▶ Material shown:

▼▼▼

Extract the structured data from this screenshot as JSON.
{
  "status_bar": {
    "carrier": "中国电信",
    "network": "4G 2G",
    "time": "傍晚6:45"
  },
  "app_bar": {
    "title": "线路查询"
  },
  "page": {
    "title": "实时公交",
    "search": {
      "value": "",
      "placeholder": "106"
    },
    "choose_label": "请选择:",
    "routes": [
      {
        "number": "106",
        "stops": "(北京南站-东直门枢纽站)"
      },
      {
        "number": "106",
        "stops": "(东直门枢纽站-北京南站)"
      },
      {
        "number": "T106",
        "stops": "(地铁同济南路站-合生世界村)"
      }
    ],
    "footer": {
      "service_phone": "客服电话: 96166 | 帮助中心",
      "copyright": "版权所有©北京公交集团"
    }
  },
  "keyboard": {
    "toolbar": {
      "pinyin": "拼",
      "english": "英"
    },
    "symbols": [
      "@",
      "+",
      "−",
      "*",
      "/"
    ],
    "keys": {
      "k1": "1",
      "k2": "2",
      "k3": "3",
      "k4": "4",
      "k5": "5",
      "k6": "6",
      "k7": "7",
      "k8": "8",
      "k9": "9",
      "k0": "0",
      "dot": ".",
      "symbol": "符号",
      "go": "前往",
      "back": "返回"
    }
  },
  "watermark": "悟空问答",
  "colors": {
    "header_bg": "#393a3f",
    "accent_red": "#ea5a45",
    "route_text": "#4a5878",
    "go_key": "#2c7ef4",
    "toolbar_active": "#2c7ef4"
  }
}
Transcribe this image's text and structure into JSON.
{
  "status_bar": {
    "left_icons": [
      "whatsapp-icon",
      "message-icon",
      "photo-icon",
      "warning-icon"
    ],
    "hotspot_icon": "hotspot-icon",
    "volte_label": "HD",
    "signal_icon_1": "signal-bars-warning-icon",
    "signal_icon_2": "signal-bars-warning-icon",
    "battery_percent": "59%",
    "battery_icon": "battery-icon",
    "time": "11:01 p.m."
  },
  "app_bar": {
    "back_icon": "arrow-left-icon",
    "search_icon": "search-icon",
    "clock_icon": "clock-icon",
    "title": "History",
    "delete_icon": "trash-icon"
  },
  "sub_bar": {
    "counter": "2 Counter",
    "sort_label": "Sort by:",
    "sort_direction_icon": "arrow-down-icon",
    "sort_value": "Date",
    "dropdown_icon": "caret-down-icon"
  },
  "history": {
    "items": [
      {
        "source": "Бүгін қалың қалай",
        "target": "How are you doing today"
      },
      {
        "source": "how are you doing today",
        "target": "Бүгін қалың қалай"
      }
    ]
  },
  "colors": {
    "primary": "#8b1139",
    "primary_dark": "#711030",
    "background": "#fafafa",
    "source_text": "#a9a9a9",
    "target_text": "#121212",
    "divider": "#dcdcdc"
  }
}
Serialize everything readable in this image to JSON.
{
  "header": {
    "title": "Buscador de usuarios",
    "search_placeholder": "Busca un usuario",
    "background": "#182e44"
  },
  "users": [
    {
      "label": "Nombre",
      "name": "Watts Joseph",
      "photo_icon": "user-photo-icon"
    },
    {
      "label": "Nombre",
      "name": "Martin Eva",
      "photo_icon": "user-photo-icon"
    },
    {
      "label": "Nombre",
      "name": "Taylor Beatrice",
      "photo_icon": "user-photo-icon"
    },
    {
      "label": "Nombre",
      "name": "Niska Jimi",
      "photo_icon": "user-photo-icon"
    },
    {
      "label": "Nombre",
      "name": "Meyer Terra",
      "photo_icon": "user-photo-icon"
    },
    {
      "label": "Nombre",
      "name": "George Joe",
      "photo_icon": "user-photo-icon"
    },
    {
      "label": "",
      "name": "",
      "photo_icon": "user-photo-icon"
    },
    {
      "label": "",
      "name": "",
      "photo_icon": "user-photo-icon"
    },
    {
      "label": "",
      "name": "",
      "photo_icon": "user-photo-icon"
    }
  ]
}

▲▲▲

▶ Written exercise:
The answer is the number of lines in the preceding material that hold "қалың"; write that number and nothing else.

▶ Output for this task:
2